WHAT THE EXERCISE ASKS
Return every record below exactly as written, but leave out the pictures.

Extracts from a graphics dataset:
^^^^^^^^

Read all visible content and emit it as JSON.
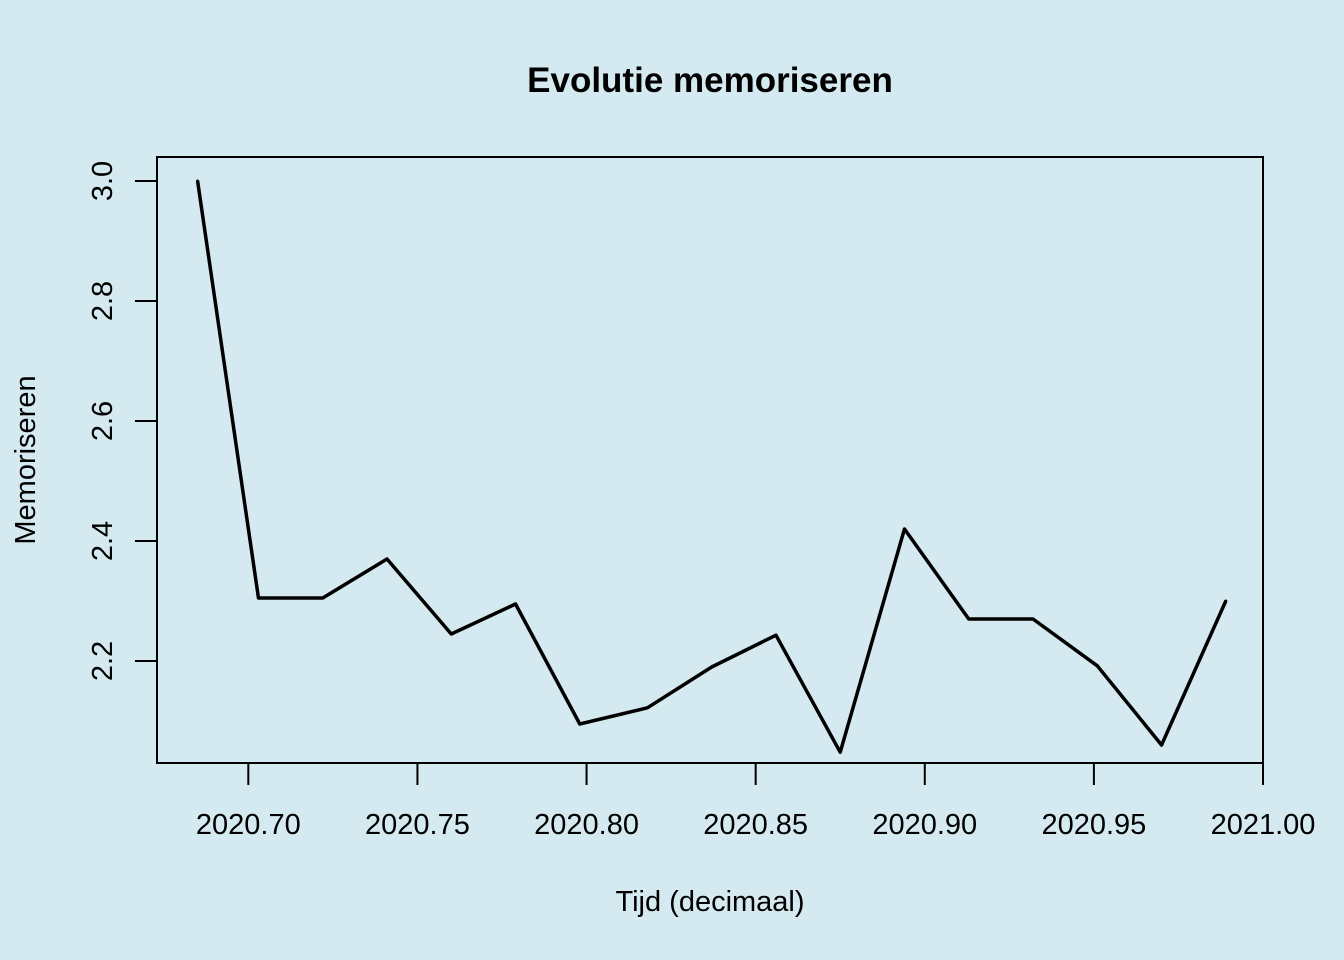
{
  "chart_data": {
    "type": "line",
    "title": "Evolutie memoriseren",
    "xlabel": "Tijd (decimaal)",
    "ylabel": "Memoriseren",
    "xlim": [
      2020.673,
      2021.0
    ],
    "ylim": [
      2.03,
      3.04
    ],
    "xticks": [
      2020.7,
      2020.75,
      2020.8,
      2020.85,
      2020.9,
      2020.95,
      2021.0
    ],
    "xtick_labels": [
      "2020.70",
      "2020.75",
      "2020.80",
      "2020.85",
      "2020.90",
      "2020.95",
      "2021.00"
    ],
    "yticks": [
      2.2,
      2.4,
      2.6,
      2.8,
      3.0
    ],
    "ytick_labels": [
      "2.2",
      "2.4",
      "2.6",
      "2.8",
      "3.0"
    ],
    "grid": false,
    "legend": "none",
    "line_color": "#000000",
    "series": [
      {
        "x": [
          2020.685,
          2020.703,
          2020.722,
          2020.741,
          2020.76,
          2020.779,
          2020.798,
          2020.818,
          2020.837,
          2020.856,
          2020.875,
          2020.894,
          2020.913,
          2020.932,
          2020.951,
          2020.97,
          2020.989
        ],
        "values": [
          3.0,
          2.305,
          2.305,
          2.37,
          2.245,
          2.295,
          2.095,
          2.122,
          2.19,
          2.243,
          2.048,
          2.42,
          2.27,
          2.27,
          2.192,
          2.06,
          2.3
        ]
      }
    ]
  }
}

^^^^^^^^

FINISHED ANSWER
Read all visible content and emit it as JSON.
{
  "chart_data": {
    "type": "line",
    "title": "Evolutie memoriseren",
    "xlabel": "Tijd (decimaal)",
    "ylabel": "Memoriseren",
    "xlim": [
      2020.673,
      2021.0
    ],
    "ylim": [
      2.03,
      3.04
    ],
    "xticks": [
      2020.7,
      2020.75,
      2020.8,
      2020.85,
      2020.9,
      2020.95,
      2021.0
    ],
    "xtick_labels": [
      "2020.70",
      "2020.75",
      "2020.80",
      "2020.85",
      "2020.90",
      "2020.95",
      "2021.00"
    ],
    "yticks": [
      2.2,
      2.4,
      2.6,
      2.8,
      3.0
    ],
    "ytick_labels": [
      "2.2",
      "2.4",
      "2.6",
      "2.8",
      "3.0"
    ],
    "grid": false,
    "legend": "none",
    "line_color": "#000000",
    "series": [
      {
        "x": [
          2020.685,
          2020.703,
          2020.722,
          2020.741,
          2020.76,
          2020.779,
          2020.798,
          2020.818,
          2020.837,
          2020.856,
          2020.875,
          2020.894,
          2020.913,
          2020.932,
          2020.951,
          2020.97,
          2020.989
        ],
        "values": [
          3.0,
          2.305,
          2.305,
          2.37,
          2.245,
          2.295,
          2.095,
          2.122,
          2.19,
          2.243,
          2.048,
          2.42,
          2.27,
          2.27,
          2.192,
          2.06,
          2.3
        ]
      }
    ]
  }
}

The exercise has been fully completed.